##### Provided passage

With their timeframe extended, the development team added extra attacks for the ten characters, day–night transition interactions, in-game scores and leaderboards, a cooperative multiplayer splitscreen mode, and a post-release update that extends the cooperative mode over online and local network. The team revisited level ideas that did not fit on the previous console, and transitioned from synthesized music and a text-based story to an orchestral soundtrack and voice acting. The cooperative mode was also added retroactively, which challenged the already finalized level design. The most pronounced improvements were in the game's graphics and upgrades. Levels on the Xbox 360 could hold thousands of characters on-screen at once. The team playtested the feel of each elemental warrior and spent extra time refining the gradual difficulty increase in the opening level. In reflection, the project's biggest influences were ultimately Nintendo, Pokémon, and Resident Evil.
Around the time of Kameo release, lead designer George Andreas felt that the original Kameo concept of finding and using monsters had evolved and carried through to the final product. He said that there were enough ideas for a sequel within the new intellectual property if players were interested. Years later, Andreas reappraised and said that the game should never have been released and remains a sore subject for him to discuss. Since the project was nearly finished, they had opted for launch title release instead of starting over. Andreas felt that the effort to conceal the fairy Kameo as an elf was unsuccessful and that the character did not match the Xbox's first-person shooter demographic.

##########

» Requirement: Extend the passage on the development of Kameo with a few sentences that pick up after its final sentence.

##### Material supplied

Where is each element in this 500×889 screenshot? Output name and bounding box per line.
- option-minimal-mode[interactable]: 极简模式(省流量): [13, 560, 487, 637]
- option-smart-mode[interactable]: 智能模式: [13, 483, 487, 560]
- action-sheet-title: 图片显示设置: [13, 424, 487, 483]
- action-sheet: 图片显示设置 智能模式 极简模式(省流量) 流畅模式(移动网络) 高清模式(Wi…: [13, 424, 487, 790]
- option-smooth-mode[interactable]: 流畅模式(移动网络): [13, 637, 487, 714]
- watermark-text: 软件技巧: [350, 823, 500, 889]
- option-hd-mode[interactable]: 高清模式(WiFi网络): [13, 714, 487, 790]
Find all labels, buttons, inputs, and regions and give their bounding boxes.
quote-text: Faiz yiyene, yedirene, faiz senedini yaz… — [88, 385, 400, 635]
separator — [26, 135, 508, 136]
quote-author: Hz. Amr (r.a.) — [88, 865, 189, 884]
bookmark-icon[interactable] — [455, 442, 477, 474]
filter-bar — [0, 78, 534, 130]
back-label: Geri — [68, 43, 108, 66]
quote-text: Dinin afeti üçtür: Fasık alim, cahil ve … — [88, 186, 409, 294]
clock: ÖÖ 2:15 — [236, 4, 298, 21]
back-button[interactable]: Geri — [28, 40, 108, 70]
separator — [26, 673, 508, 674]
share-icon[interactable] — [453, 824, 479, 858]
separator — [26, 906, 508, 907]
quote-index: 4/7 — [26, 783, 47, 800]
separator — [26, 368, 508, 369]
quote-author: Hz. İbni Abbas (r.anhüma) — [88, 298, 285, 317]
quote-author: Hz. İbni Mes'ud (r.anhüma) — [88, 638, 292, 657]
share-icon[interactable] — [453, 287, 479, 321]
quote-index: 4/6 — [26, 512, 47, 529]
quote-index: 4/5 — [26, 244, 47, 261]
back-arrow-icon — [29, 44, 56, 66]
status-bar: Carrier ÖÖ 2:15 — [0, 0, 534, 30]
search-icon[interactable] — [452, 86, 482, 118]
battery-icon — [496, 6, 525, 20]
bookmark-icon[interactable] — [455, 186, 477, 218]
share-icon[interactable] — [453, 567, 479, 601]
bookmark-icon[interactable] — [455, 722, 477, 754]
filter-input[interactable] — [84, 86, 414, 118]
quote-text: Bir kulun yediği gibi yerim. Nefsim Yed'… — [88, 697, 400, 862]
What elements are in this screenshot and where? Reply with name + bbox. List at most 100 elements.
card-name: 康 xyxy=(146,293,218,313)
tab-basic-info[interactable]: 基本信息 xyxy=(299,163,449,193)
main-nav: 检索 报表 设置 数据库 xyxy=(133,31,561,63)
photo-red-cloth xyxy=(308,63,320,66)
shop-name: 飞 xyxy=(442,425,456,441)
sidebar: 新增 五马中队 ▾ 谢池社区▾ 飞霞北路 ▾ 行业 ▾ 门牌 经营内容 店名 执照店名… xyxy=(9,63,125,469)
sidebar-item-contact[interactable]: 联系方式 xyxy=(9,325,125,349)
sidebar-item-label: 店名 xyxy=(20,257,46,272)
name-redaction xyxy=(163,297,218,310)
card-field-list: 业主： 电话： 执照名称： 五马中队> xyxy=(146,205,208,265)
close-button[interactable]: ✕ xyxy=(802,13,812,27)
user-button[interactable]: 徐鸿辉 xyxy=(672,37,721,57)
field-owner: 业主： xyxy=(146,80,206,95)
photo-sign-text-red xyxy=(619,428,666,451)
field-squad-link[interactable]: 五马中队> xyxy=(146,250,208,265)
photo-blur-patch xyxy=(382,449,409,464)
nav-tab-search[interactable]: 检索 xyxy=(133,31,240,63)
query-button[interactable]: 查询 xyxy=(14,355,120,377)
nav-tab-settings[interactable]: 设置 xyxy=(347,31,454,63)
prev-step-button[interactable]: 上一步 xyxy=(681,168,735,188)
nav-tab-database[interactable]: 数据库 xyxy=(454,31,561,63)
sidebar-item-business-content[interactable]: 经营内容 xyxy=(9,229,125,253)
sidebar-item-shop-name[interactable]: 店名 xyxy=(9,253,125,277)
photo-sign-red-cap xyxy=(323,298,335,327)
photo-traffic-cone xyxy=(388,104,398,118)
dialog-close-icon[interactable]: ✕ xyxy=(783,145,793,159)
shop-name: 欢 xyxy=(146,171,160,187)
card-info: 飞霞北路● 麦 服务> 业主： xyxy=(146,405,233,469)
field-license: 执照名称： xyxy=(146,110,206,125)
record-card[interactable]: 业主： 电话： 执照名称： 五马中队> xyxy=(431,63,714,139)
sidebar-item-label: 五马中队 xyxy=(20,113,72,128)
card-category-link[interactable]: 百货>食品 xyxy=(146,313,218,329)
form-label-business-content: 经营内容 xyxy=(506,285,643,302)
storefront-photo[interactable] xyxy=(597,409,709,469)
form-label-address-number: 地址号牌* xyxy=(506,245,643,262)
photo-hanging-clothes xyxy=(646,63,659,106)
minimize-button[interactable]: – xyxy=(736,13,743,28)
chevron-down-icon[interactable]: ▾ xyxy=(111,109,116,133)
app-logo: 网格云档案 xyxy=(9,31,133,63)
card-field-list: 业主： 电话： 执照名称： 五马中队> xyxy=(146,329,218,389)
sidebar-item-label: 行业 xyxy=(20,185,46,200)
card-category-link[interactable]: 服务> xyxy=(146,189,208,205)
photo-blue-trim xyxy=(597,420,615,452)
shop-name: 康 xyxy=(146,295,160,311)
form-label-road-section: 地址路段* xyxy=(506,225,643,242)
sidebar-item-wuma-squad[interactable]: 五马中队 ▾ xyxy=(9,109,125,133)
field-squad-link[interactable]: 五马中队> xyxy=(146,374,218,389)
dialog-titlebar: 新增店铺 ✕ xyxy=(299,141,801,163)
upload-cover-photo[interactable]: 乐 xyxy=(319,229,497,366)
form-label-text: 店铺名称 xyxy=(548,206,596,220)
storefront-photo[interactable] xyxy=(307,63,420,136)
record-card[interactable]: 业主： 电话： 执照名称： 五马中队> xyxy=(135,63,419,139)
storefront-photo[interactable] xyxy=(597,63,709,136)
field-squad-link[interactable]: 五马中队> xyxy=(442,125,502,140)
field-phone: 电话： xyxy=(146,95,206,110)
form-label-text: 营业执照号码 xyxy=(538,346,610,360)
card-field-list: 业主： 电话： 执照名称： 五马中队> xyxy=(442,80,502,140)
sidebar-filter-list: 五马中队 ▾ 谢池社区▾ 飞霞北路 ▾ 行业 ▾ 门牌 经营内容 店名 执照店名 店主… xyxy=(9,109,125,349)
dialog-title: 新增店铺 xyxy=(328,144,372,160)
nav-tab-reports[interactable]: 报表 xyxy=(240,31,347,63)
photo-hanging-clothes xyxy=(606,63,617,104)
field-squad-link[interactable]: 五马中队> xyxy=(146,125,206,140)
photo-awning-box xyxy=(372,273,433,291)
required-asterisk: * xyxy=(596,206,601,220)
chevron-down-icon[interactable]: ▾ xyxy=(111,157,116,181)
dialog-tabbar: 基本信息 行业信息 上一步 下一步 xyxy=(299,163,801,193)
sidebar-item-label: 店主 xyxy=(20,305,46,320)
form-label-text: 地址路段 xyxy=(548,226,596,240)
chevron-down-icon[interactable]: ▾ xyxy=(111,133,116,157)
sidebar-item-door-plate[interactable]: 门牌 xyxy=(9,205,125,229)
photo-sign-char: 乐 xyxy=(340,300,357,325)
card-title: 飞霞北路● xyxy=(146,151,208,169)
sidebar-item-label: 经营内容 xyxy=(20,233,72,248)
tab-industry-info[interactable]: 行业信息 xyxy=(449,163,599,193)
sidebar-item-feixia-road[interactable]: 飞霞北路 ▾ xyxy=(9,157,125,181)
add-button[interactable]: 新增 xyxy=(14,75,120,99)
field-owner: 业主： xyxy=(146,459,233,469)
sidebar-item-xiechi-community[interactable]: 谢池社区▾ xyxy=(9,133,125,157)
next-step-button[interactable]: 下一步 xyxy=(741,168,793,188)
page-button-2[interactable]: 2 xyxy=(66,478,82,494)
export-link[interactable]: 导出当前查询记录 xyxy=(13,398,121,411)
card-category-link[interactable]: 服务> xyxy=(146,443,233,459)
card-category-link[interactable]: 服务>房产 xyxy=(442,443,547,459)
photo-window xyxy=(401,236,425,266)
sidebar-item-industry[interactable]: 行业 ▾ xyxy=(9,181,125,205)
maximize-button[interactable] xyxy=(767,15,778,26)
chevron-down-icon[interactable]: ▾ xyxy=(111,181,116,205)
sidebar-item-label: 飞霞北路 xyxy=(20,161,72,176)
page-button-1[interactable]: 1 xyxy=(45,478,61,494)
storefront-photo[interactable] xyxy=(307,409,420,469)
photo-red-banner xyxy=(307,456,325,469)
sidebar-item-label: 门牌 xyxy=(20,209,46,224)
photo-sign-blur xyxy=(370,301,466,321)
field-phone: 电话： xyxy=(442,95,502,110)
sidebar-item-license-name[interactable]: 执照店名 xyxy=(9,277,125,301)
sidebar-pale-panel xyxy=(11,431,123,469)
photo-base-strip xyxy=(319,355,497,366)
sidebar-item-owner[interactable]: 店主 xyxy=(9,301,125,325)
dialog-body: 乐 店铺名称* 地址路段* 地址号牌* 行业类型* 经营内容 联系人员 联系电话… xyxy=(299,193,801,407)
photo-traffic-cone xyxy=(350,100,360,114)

##########

» Exercise response:
Rare and Microsoft Studios released Kameo alongside the Xbox 360 console as a launch title: on November 22, 2005, in North America, and December 2 in Europe. The game was available for purchase in retail stores ahead of the console's launch date. At release, it was sold at a lower price than other Xbox 360 games. In advance of its February 2, 2006, Japanese release, Microsoft Japan held a Kameo promotional press event with celebrities and Kaori Manabe in late January 2006. 1UP.com reported the event as "subdued" but appropriate for Japanese games journalists to test Kameo, as the Xbox 360 had been selling poorly in the region.